▶ **TASK TO COMPLETE**: Reproduce every line of the material below without any change, but omit the pictures from your answer.

▶ **DATA FOR THIS TASK**:

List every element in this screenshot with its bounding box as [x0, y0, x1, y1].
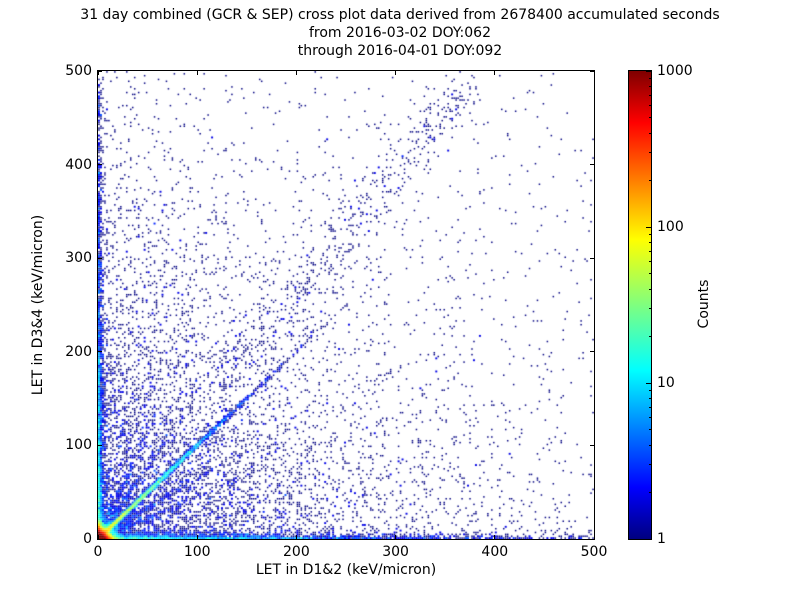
chart-title: 31 day combined (GCR & SEP) cross plot d…: [0, 6, 800, 60]
chart-title-line-1: 31 day combined (GCR & SEP) cross plot d…: [80, 7, 720, 23]
colorbar-tick: [648, 308, 651, 310]
axis-tick: [98, 351, 102, 353]
axis-tick: [196, 535, 198, 539]
axis-tick: [590, 351, 594, 353]
colorbar-tick: [648, 105, 651, 107]
colorbar-tick: [648, 117, 651, 119]
colorbar-tick: [648, 241, 651, 243]
scatter-plot-canvas: [98, 71, 594, 539]
colorbar-tick: [648, 406, 651, 408]
colorbar-tick: [648, 389, 651, 391]
axis-tick: [494, 535, 496, 539]
axis-tick: [590, 70, 594, 72]
colorbar-tick-label: 1: [657, 531, 666, 547]
y-tick-label: 400: [65, 156, 92, 173]
x-tick-label: 400: [481, 544, 509, 560]
x-tick-label: 100: [183, 544, 211, 560]
colorbar-tick: [648, 94, 651, 96]
colorbar-tick: [648, 179, 651, 181]
axis-tick: [98, 70, 102, 72]
colorbar-tick: [648, 397, 651, 399]
x-axis-label: LET in D1&2 (keV/micron): [255, 562, 437, 578]
colorbar-tick: [648, 273, 651, 275]
x-tick-label: 200: [283, 544, 310, 560]
colorbar-tick: [648, 77, 651, 79]
axis-tick: [98, 444, 102, 446]
colorbar-tick: [646, 70, 651, 72]
axis-tick: [590, 538, 594, 540]
colorbar-tick: [648, 85, 651, 87]
colorbar-tick: [648, 233, 651, 235]
colorbar-tick: [646, 538, 651, 540]
x-tick-label: 300: [382, 544, 409, 560]
y-tick-label: 500: [65, 63, 92, 79]
y-tick-label: 300: [65, 250, 92, 267]
colorbar-tick: [646, 382, 651, 384]
axis-tick: [98, 538, 102, 540]
x-tick-label: 0: [93, 544, 103, 560]
axis-tick: [593, 71, 595, 75]
axis-tick: [295, 535, 297, 539]
axis-tick: [395, 535, 397, 539]
axis-tick: [395, 71, 397, 75]
chart-title-line-2: from 2016-03-02 DOY:062: [308, 25, 491, 41]
axis-tick: [97, 535, 99, 539]
axis-tick: [494, 71, 496, 75]
x-tick-label: 500: [580, 544, 608, 560]
y-tick-label: 0: [83, 531, 92, 547]
axis-tick: [590, 444, 594, 446]
colorbar-tick: [648, 464, 651, 466]
colorbar-label: Counts: [696, 279, 712, 329]
colorbar-tick-label: 1000: [657, 63, 693, 79]
plot-area: [97, 70, 595, 540]
colorbar-tick-label: 100: [657, 219, 684, 235]
axis-tick: [98, 257, 102, 259]
y-tick-label: 200: [65, 343, 92, 360]
colorbar-tick: [646, 226, 651, 228]
colorbar-tick: [648, 335, 651, 337]
chart-title-line-3: through 2016-04-01 DOY:092: [297, 43, 503, 59]
colorbar-tick-label: 10: [657, 375, 675, 391]
colorbar-tick: [648, 491, 651, 493]
colorbar-tick: [648, 250, 651, 252]
colorbar-tick: [648, 429, 651, 431]
axis-tick: [593, 535, 595, 539]
axis-tick: [97, 71, 99, 75]
axis-tick: [295, 71, 297, 75]
axis-tick: [98, 164, 102, 166]
axis-tick: [590, 164, 594, 166]
colorbar-tick: [648, 288, 651, 290]
colorbar-tick: [648, 261, 651, 263]
y-axis-label: LET in D3&4 (keV/micron): [30, 214, 46, 396]
colorbar-tick: [648, 132, 651, 134]
colorbar-gradient: [628, 70, 652, 540]
colorbar-tick: [648, 152, 651, 154]
axis-tick: [196, 71, 198, 75]
colorbar-tick: [648, 417, 651, 419]
y-tick-label: 100: [65, 437, 92, 454]
axis-tick: [590, 257, 594, 259]
colorbar-tick: [648, 444, 651, 446]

▶ **RESPONSE FOR THIS EXERCISE**:
List every element in this screenshot with its bounding box as [x0, y0, x1, y1].
chart-title: 31 day combined (GCR & SEP) cross plot d…: [0, 6, 800, 60]
chart-title-line-1: 31 day combined (GCR & SEP) cross plot d…: [80, 7, 720, 23]
colorbar-tick: [648, 308, 651, 310]
axis-tick: [98, 351, 102, 353]
axis-tick: [196, 535, 198, 539]
axis-tick: [590, 351, 594, 353]
colorbar-tick: [648, 105, 651, 107]
colorbar-tick: [648, 117, 651, 119]
colorbar-tick: [648, 241, 651, 243]
scatter-plot-canvas: [98, 71, 594, 539]
colorbar-tick: [648, 406, 651, 408]
colorbar-tick: [648, 389, 651, 391]
axis-tick: [494, 535, 496, 539]
axis-tick: [590, 70, 594, 72]
colorbar-tick-label: 1: [657, 531, 666, 547]
y-tick-label: 400: [65, 156, 92, 173]
x-tick-label: 400: [481, 544, 509, 560]
x-tick-label: 100: [183, 544, 211, 560]
colorbar-tick: [648, 94, 651, 96]
colorbar-tick: [648, 179, 651, 181]
axis-tick: [98, 70, 102, 72]
colorbar-tick: [648, 397, 651, 399]
x-axis-label: LET in D1&2 (keV/micron): [255, 562, 437, 578]
colorbar-tick: [648, 273, 651, 275]
x-tick-label: 200: [283, 544, 310, 560]
colorbar-tick: [648, 77, 651, 79]
axis-tick: [98, 444, 102, 446]
colorbar-tick: [646, 70, 651, 72]
axis-tick: [590, 538, 594, 540]
colorbar-tick: [648, 85, 651, 87]
colorbar-tick: [648, 233, 651, 235]
colorbar-tick: [646, 538, 651, 540]
x-tick-label: 300: [382, 544, 409, 560]
y-tick-label: 500: [65, 63, 92, 79]
y-tick-label: 300: [65, 250, 92, 267]
colorbar-tick: [646, 382, 651, 384]
axis-tick: [98, 538, 102, 540]
x-tick-label: 0: [93, 544, 103, 560]
axis-tick: [593, 71, 595, 75]
axis-tick: [295, 535, 297, 539]
axis-tick: [395, 535, 397, 539]
axis-tick: [395, 71, 397, 75]
chart-title-line-2: from 2016-03-02 DOY:062: [308, 25, 491, 41]
axis-tick: [97, 535, 99, 539]
axis-tick: [494, 71, 496, 75]
x-tick-label: 500: [580, 544, 608, 560]
y-tick-label: 0: [83, 531, 92, 547]
axis-tick: [590, 444, 594, 446]
colorbar-tick: [648, 464, 651, 466]
colorbar-label: Counts: [696, 279, 712, 329]
colorbar-tick-label: 1000: [657, 63, 693, 79]
plot-area: [97, 70, 595, 540]
colorbar-tick-label: 100: [657, 219, 684, 235]
axis-tick: [98, 257, 102, 259]
y-tick-label: 200: [65, 343, 92, 360]
colorbar-tick: [646, 226, 651, 228]
colorbar-tick: [648, 335, 651, 337]
chart-title-line-3: through 2016-04-01 DOY:092: [297, 43, 503, 59]
colorbar-tick-label: 10: [657, 375, 675, 391]
colorbar-tick: [648, 491, 651, 493]
colorbar-tick: [648, 250, 651, 252]
colorbar-tick: [648, 429, 651, 431]
axis-tick: [593, 535, 595, 539]
axis-tick: [97, 71, 99, 75]
axis-tick: [295, 71, 297, 75]
axis-tick: [98, 164, 102, 166]
axis-tick: [590, 164, 594, 166]
colorbar-tick: [648, 288, 651, 290]
colorbar-tick: [648, 261, 651, 263]
y-axis-label: LET in D3&4 (keV/micron): [30, 214, 46, 396]
colorbar-tick: [648, 132, 651, 134]
colorbar-gradient: [628, 70, 652, 540]
colorbar-tick: [648, 152, 651, 154]
axis-tick: [196, 71, 198, 75]
colorbar-tick: [648, 417, 651, 419]
y-tick-label: 100: [65, 437, 92, 454]
axis-tick: [590, 257, 594, 259]
colorbar-tick: [648, 444, 651, 446]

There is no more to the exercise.